Reproduce all entries precisely as they are written.

** BEGIN Working data **

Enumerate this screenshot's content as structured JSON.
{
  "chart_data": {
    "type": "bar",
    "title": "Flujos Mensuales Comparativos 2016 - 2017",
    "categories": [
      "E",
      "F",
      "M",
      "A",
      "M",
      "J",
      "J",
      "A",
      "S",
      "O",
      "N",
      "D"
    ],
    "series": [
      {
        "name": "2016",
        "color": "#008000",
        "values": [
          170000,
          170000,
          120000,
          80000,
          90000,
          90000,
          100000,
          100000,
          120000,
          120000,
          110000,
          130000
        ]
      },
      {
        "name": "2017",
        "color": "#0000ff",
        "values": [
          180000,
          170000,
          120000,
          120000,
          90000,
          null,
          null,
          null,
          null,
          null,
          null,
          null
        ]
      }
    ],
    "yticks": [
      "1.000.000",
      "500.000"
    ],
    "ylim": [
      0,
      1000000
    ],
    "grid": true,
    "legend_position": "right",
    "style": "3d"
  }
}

** END Working data **

Answer:
Enumerate this screenshot's content as structured JSON.
{
  "chart_data": {
    "type": "bar",
    "title": "Flujos Mensuales Comparativos 2016 - 2017",
    "categories": [
      "E",
      "F",
      "M",
      "A",
      "M",
      "J",
      "J",
      "A",
      "S",
      "O",
      "N",
      "D"
    ],
    "series": [
      {
        "name": "2016",
        "color": "#008000",
        "values": [
          170000,
          170000,
          120000,
          80000,
          90000,
          90000,
          100000,
          100000,
          120000,
          120000,
          110000,
          130000
        ]
      },
      {
        "name": "2017",
        "color": "#0000ff",
        "values": [
          180000,
          170000,
          120000,
          120000,
          90000,
          null,
          null,
          null,
          null,
          null,
          null,
          null
        ]
      }
    ],
    "yticks": [
      "1.000.000",
      "500.000"
    ],
    "ylim": [
      0,
      1000000
    ],
    "grid": true,
    "legend_position": "right",
    "style": "3d"
  }
}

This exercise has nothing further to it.